Extract every record, keeping each one exactly as it is.

** Start Given records **

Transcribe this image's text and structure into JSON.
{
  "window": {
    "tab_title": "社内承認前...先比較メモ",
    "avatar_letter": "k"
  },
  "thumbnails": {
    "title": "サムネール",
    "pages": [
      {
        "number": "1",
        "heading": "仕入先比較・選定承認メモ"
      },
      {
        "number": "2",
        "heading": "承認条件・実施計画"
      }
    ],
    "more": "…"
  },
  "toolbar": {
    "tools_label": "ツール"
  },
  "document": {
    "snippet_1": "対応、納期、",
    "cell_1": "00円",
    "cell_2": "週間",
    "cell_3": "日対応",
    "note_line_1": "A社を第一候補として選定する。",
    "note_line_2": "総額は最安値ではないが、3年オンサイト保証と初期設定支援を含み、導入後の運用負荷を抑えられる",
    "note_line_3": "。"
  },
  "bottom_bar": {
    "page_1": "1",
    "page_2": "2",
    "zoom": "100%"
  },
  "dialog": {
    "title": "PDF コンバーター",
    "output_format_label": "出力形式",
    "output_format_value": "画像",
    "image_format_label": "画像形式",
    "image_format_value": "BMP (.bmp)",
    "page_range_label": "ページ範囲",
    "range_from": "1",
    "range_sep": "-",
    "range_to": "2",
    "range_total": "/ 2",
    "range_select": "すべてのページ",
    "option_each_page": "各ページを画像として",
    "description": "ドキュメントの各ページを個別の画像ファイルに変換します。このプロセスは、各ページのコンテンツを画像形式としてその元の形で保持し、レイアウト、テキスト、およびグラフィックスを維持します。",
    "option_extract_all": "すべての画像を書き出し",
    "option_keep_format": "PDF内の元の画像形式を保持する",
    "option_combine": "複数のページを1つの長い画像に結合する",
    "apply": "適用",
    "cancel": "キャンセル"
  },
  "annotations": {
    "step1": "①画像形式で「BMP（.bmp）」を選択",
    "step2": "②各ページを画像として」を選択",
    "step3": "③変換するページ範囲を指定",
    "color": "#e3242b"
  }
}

** End Given records **

→ **Answer for this exercise**:
Transcribe this image's text and structure into JSON.
{
  "window": {
    "tab_title": "社内承認前...先比較メモ",
    "avatar_letter": "k"
  },
  "thumbnails": {
    "title": "サムネール",
    "pages": [
      {
        "number": "1",
        "heading": "仕入先比較・選定承認メモ"
      },
      {
        "number": "2",
        "heading": "承認条件・実施計画"
      }
    ],
    "more": "…"
  },
  "toolbar": {
    "tools_label": "ツール"
  },
  "document": {
    "snippet_1": "対応、納期、",
    "cell_1": "00円",
    "cell_2": "週間",
    "cell_3": "日対応",
    "note_line_1": "A社を第一候補として選定する。",
    "note_line_2": "総額は最安値ではないが、3年オンサイト保証と初期設定支援を含み、導入後の運用負荷を抑えられる",
    "note_line_3": "。"
  },
  "bottom_bar": {
    "page_1": "1",
    "page_2": "2",
    "zoom": "100%"
  },
  "dialog": {
    "title": "PDF コンバーター",
    "output_format_label": "出力形式",
    "output_format_value": "画像",
    "image_format_label": "画像形式",
    "image_format_value": "BMP (.bmp)",
    "page_range_label": "ページ範囲",
    "range_from": "1",
    "range_sep": "-",
    "range_to": "2",
    "range_total": "/ 2",
    "range_select": "すべてのページ",
    "option_each_page": "各ページを画像として",
    "description": "ドキュメントの各ページを個別の画像ファイルに変換します。このプロセスは、各ページのコンテンツを画像形式としてその元の形で保持し、レイアウト、テキスト、およびグラフィックスを維持します。",
    "option_extract_all": "すべての画像を書き出し",
    "option_keep_format": "PDF内の元の画像形式を保持する",
    "option_combine": "複数のページを1つの長い画像に結合する",
    "apply": "適用",
    "cancel": "キャンセル"
  },
  "annotations": {
    "step1": "①画像形式で「BMP（.bmp）」を選択",
    "step2": "②各ページを画像として」を選択",
    "step3": "③変換するページ範囲を指定",
    "color": "#e3242b"
  }
}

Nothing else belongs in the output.